> _INSTRUCTIONS TO FOLLOW_: Give back the full listing, character for character, with no pictures.

> _SUPPLIED DATA_:
--

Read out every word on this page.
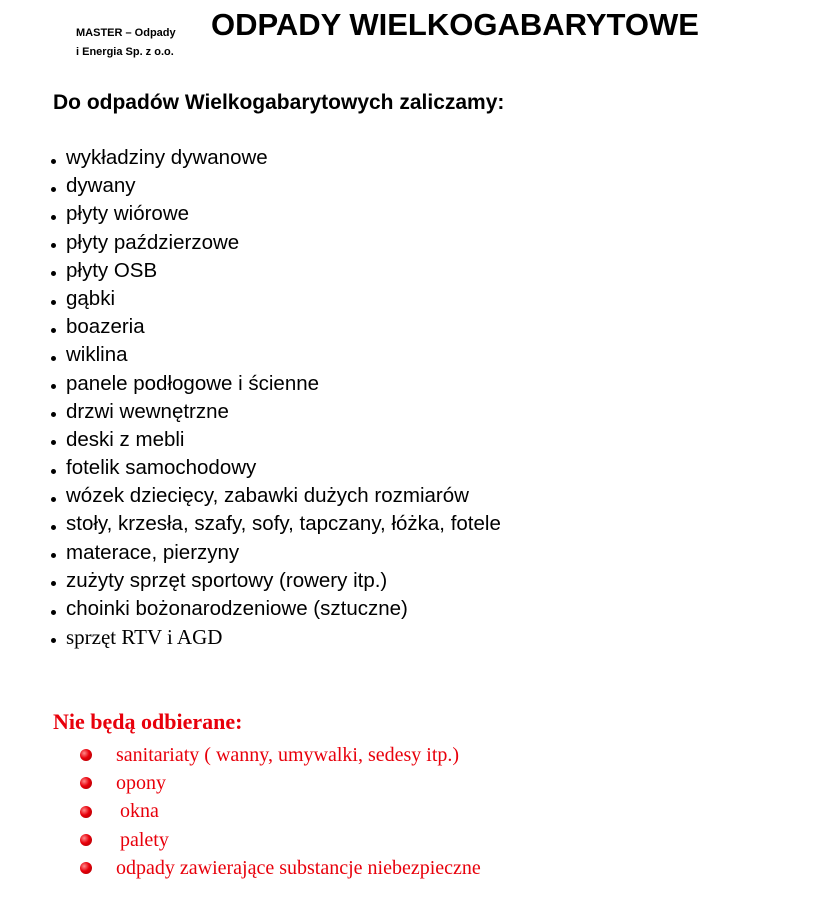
MASTER – Odpady
i Energia Sp. z o.o.
ODPADY WIELKOGABARYTOWE
Do odpadów Wielkogabarytowych zaliczamy:
wykładziny dywanowe
dywany
płyty wiórowe
płyty paździerzowe
płyty OSB
gąbki
boazeria
wiklina
panele podłogowe i ścienne
drzwi wewnętrzne
deski z mebli
fotelik samochodowy
wózek dziecięcy, zabawki dużych rozmiarów
stoły, krzesła, szafy, sofy, tapczany, łóżka, fotele
materace, pierzyny
zużyty sprzęt sportowy (rowery itp.)
choinki bożonarodzeniowe (sztuczne)
sprzęt RTV i AGD
Nie będą odbierane:
sanitariaty ( wanny, umywalki, sedesy itp.)
opony
okna
palety
odpady zawierające substancje niebezpieczne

--

> _ANSWER_:
Read out every word on this page.
MASTER – Odpady
i Energia Sp. z o.o.
ODPADY WIELKOGABARYTOWE
Do odpadów Wielkogabarytowych zaliczamy:
wykładziny dywanowe
dywany
płyty wiórowe
płyty paździerzowe
płyty OSB
gąbki
boazeria
wiklina
panele podłogowe i ścienne
drzwi wewnętrzne
deski z mebli
fotelik samochodowy
wózek dziecięcy, zabawki dużych rozmiarów
stoły, krzesła, szafy, sofy, tapczany, łóżka, fotele
materace, pierzyny
zużyty sprzęt sportowy (rowery itp.)
choinki bożonarodzeniowe (sztuczne)
sprzęt RTV i AGD
Nie będą odbierane:
sanitariaty ( wanny, umywalki, sedesy itp.)
opony
okna
palety
odpady zawierające substancje niebezpieczne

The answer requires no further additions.